┌─ Given passage

We can weed out some other useless cups by their denominator. Suppose we have $n > 1$ cups, filled with $\frac{a_i}{b_i} V$ volume of water inside, where $\gcd(a_i, b_i) = 1$ and $0 < p_i < q_i$ (i.e. we may have done some operations, and we are ignore empty/full cups). Further, suppose $p^m \mid b_n$ where $p$ is a prime, $m \ge 1$, but $p^m \not\mid b_i$ for $i < n$. I claim that any operation we perform involving the $n$th cup will produce a cup $\frac{a}{b}V$ in lowest terms (and an empty/full cup) where $p^m \mid b$.

This is relatively straightforward to verify. If we combine with $\frac{a_i}{b_i} V$, then either the sum is less than $V$ or greater than $V$. Note it can never be equal to $V$, otherwise $b_i = b_n$, against assumption.

└─

Brief: Reproduce verbatim the stretch of the passage about cups of water from "We can weed" through "where $p^m \mid b$.".

┌─ Data records

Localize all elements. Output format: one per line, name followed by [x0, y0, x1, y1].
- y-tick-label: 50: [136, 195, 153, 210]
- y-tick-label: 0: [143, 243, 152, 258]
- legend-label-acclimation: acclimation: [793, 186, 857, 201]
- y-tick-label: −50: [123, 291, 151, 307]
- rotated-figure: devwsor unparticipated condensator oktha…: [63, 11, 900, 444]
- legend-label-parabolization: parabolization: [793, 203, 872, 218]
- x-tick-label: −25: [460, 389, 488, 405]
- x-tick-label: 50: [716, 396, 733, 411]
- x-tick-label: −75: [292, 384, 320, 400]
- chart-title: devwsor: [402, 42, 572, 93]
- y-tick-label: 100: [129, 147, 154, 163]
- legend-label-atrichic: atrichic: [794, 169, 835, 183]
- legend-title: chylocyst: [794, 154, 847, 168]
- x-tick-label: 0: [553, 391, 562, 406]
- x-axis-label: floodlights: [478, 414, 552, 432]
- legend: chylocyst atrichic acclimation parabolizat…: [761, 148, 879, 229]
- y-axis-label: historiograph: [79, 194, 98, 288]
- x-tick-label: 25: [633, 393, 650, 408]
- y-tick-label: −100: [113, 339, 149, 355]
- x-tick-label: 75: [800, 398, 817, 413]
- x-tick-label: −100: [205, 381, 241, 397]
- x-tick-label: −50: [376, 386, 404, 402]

└─

The completed task:
We can weed out some other useless cups by their denominator. Suppose we have $n > 1$ cups, filled with $\frac{a_i}{b_i} V$ volume of water inside, where $\gcd(a_i, b_i) = 1$ and $0 < p_i < q_i$ (i.e. we may have done some operations, and we are ignore empty/full cups). Further, suppose $p^m \mid b_n$ where $p$ is a prime, $m \ge 1$, but $p^m \not\mid b_i$ for $i < n$. I claim that any operation we perform involving the $n$th cup will produce a cup $\frac{a}{b}V$ in lowest terms (and an empty/full cup) where $p^m \mid b$.